Your task:
Take every line where the string "curve" appears and copy it.

[Records]
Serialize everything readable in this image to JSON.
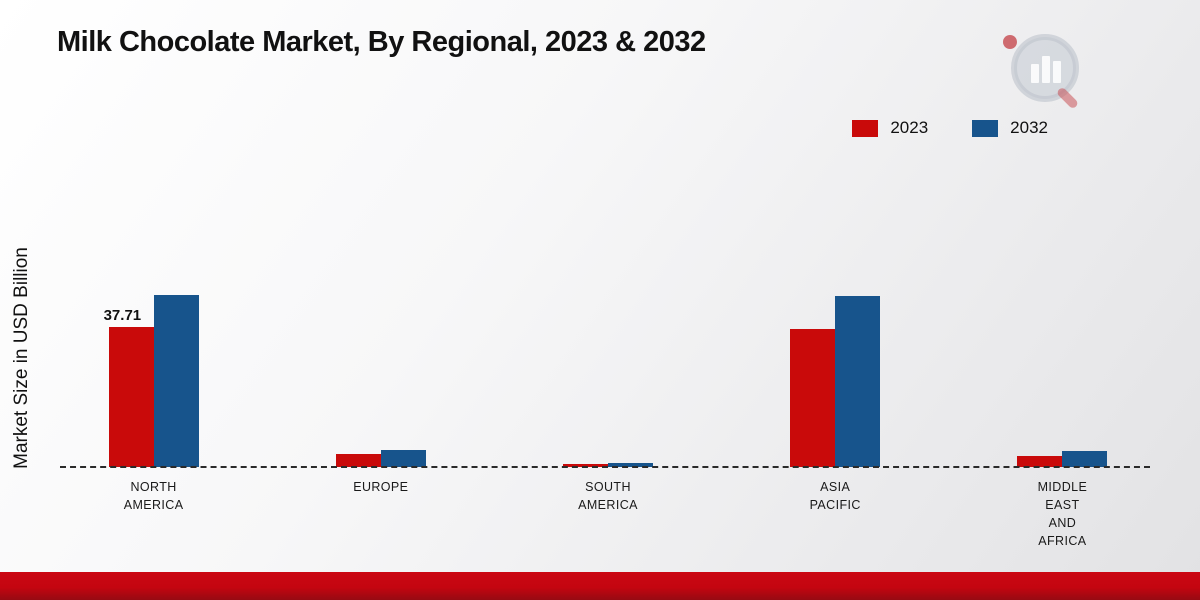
{
  "page": {
    "title": "Milk Chocolate Market, By Regional, 2023 & 2032",
    "ylabel": "Market Size in USD Billion"
  },
  "legend": [
    {
      "label": "2023",
      "color": "#c90a0a"
    },
    {
      "label": "2032",
      "color": "#17548c"
    }
  ],
  "chart_data": {
    "type": "bar",
    "title": "Milk Chocolate Market, By Regional, 2023 & 2032",
    "xlabel": "",
    "ylabel": "Market Size in USD Billion",
    "ylim": [
      0,
      50
    ],
    "grid": false,
    "baseline": "dashed",
    "legend_position": "top-right",
    "categories": [
      "NORTH\nAMERICA",
      "EUROPE",
      "SOUTH\nAMERICA",
      "ASIA\nPACIFIC",
      "MIDDLE\nEAST\nAND\nAFRICA"
    ],
    "series": [
      {
        "name": "2023",
        "color": "#c90a0a",
        "values": [
          37.71,
          3.4,
          0.7,
          37.2,
          3.1
        ]
      },
      {
        "name": "2032",
        "color": "#17548c",
        "values": [
          46.4,
          4.5,
          1.1,
          46.2,
          4.2
        ]
      }
    ],
    "data_labels": [
      {
        "series": 0,
        "category": 0,
        "text": "37.71"
      }
    ]
  }
}
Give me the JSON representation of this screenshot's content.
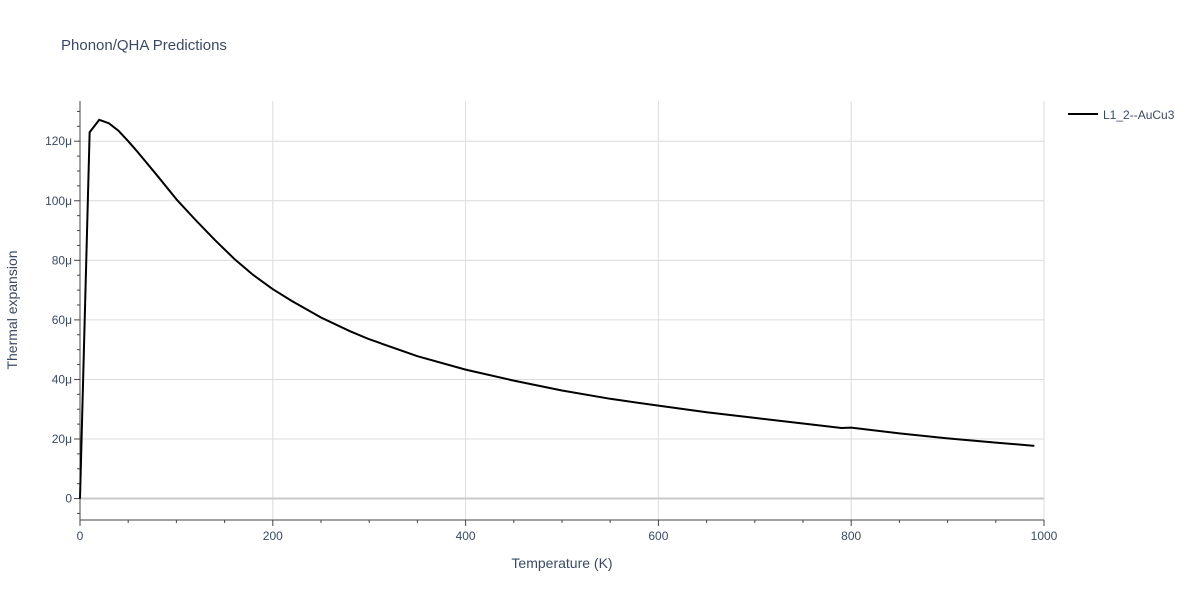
{
  "chart_data": {
    "type": "line",
    "title": "Phonon/QHA Predictions",
    "xlabel": "Temperature (K)",
    "ylabel": "Thermal expansion",
    "xlim": [
      0,
      1000
    ],
    "ylim": [
      -7.2e-06,
      0.0001335
    ],
    "x_ticks": [
      0,
      200,
      400,
      600,
      800,
      1000
    ],
    "x_tick_labels": [
      "0",
      "200",
      "400",
      "600",
      "800",
      "1000"
    ],
    "y_ticks": [
      0,
      2e-05,
      4e-05,
      6e-05,
      8e-05,
      0.0001,
      0.00012
    ],
    "y_tick_labels": [
      "0",
      "20μ",
      "40μ",
      "60μ",
      "80μ",
      "100μ",
      "120μ"
    ],
    "grid": true,
    "legend_position": "top-right",
    "line_color": "#000000",
    "series": [
      {
        "name": "L1_2--AuCu3",
        "x": [
          0,
          10,
          20,
          30,
          40,
          50,
          60,
          80,
          100,
          120,
          140,
          160,
          180,
          200,
          220,
          250,
          280,
          300,
          350,
          400,
          450,
          500,
          550,
          600,
          650,
          700,
          750,
          790,
          800,
          850,
          900,
          950,
          990
        ],
        "y": [
          0,
          0.000123,
          0.0001272,
          0.000126,
          0.0001235,
          0.00012,
          0.0001163,
          0.0001085,
          0.0001005,
          9.35e-05,
          8.68e-05,
          8.05e-05,
          7.5e-05,
          7.03e-05,
          6.63e-05,
          6.08e-05,
          5.62e-05,
          5.35e-05,
          4.78e-05,
          4.33e-05,
          3.96e-05,
          3.63e-05,
          3.35e-05,
          3.12e-05,
          2.9e-05,
          2.71e-05,
          2.52e-05,
          2.37e-05,
          2.38e-05,
          2.19e-05,
          2.02e-05,
          1.88e-05,
          1.77e-05
        ]
      }
    ]
  }
}
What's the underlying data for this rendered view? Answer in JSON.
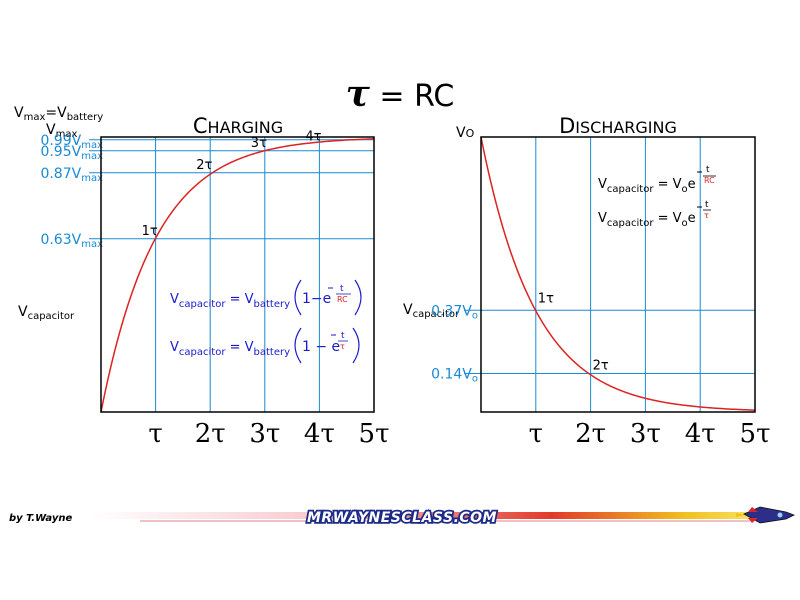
{
  "title": {
    "symbol": "τ",
    "rest": " = RC"
  },
  "footer": {
    "author": "by T.Wayne",
    "site": "MRWAYNESCLASS.COM"
  },
  "colors": {
    "curve": "#dd2222",
    "grid": "#1a8ad4",
    "accent": "#1a8ad4",
    "formula": "#1a1acc",
    "exponent": "#dd2222"
  },
  "chart_data": [
    {
      "type": "line",
      "title": {
        "big": "C",
        "small": "HARGING"
      },
      "xlim": [
        0,
        5
      ],
      "ylim": [
        0,
        1
      ],
      "x_ticks": [
        {
          "value": 1,
          "label": "τ"
        },
        {
          "value": 2,
          "label": "2τ"
        },
        {
          "value": 3,
          "label": "3τ"
        },
        {
          "value": 4,
          "label": "4τ"
        },
        {
          "value": 5,
          "label": "5τ"
        }
      ],
      "y_label": {
        "main": "V",
        "sub": "capacitor"
      },
      "top_label": {
        "line1_main": "V",
        "line1_sub": "max",
        "eq": "=V",
        "line1_sub2": "battery",
        "line2_main": "V",
        "line2_sub": "max"
      },
      "levels": [
        {
          "y": 0.63,
          "prefix": "0.63V",
          "sub": "max"
        },
        {
          "y": 0.87,
          "prefix": "0.87V",
          "sub": "max"
        },
        {
          "y": 0.95,
          "prefix": "0.95V",
          "sub": "max"
        },
        {
          "y": 0.99,
          "prefix": "0.99V",
          "sub": "max"
        }
      ],
      "points": [
        {
          "x": 1,
          "y": 0.63,
          "label": "1τ"
        },
        {
          "x": 2,
          "y": 0.87,
          "label": "2τ"
        },
        {
          "x": 3,
          "y": 0.95,
          "label": "3τ"
        },
        {
          "x": 4,
          "y": 0.98,
          "label": "4τ"
        }
      ],
      "curve": "1 - exp(-t)",
      "formulas": [
        {
          "lhs": "V",
          "lhs_sub": "capacitor",
          "eq": " = V",
          "rhs_sub": "battery",
          "open": "1",
          "minus": "−e",
          "exp_num": "t",
          "exp_den": "RC"
        },
        {
          "lhs": "V",
          "lhs_sub": "capacitor",
          "eq": " = V",
          "rhs_sub": "battery",
          "open": "1",
          "minus": " − e",
          "exp_num": "t",
          "exp_den": "τ"
        }
      ]
    },
    {
      "type": "line",
      "title": {
        "big": "D",
        "small": "ISCHARGING"
      },
      "xlim": [
        0,
        5
      ],
      "ylim": [
        0,
        1
      ],
      "x_ticks": [
        {
          "value": 1,
          "label": "τ"
        },
        {
          "value": 2,
          "label": "2τ"
        },
        {
          "value": 3,
          "label": "3τ"
        },
        {
          "value": 4,
          "label": "4τ"
        },
        {
          "value": 5,
          "label": "5τ"
        }
      ],
      "y_label": {
        "main": "V",
        "sub": "capacitor"
      },
      "top_label": {
        "main": "V",
        "sub": "O"
      },
      "levels": [
        {
          "y": 0.37,
          "prefix": "0.37V",
          "sub": "o"
        },
        {
          "y": 0.14,
          "prefix": "0.14V",
          "sub": "o"
        }
      ],
      "points": [
        {
          "x": 1,
          "y": 0.37,
          "label": "1τ"
        },
        {
          "x": 2,
          "y": 0.14,
          "label": "2τ"
        }
      ],
      "curve": "exp(-t)",
      "formulas": [
        {
          "lhs": "V",
          "lhs_sub": "capacitor",
          "eq": " = V",
          "rhs_sub": "o",
          "base": "e",
          "exp_num": "t",
          "exp_den": "RC"
        },
        {
          "lhs": "V",
          "lhs_sub": "capacitor",
          "eq": " = V",
          "rhs_sub": "o",
          "base": "e",
          "exp_num": "t",
          "exp_den": "τ"
        }
      ]
    }
  ]
}
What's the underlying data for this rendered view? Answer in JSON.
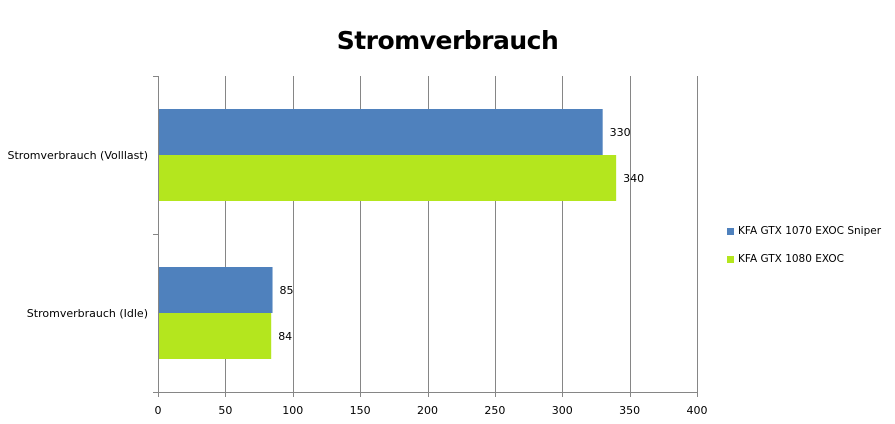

Exercise response:
    "curve": "#dd2222",
      "curve": "1 - exp(-t)",
      "curve": "exp(-t)",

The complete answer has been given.